> Aim
Quote the data below in full, minus the images.
........
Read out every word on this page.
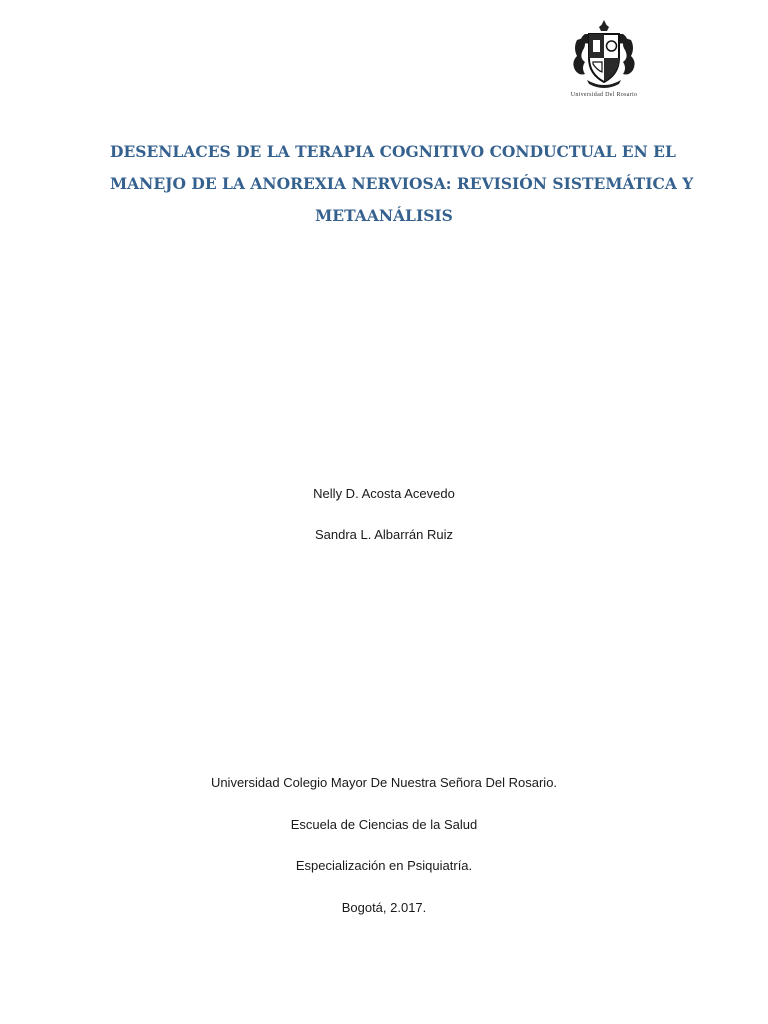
Universidad Del Rosario
DESENLACES DE LA TERAPIA COGNITIVO CONDUCTUAL EN EL
MANEJO DE LA ANOREXIA NERVIOSA: REVISIÓN SISTEMÁTICA Y
METAANÁLISIS

Nelly D. Acosta Acevedo

Sandra L. Albarrán Ruiz

Universidad Colegio Mayor De Nuestra Señora Del Rosario.

Escuela de Ciencias de la Salud

Especialización en Psiquiatría.

Bogotá, 2.017.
........
> Answer to this task
Read out every word on this page.
Universidad Del Rosario
DESENLACES DE LA TERAPIA COGNITIVO CONDUCTUAL EN EL
MANEJO DE LA ANOREXIA NERVIOSA: REVISIÓN SISTEMÁTICA Y
METAANÁLISIS

Nelly D. Acosta Acevedo

Sandra L. Albarrán Ruiz

Universidad Colegio Mayor De Nuestra Señora Del Rosario.

Escuela de Ciencias de la Salud

Especialización en Psiquiatría.

Bogotá, 2.017.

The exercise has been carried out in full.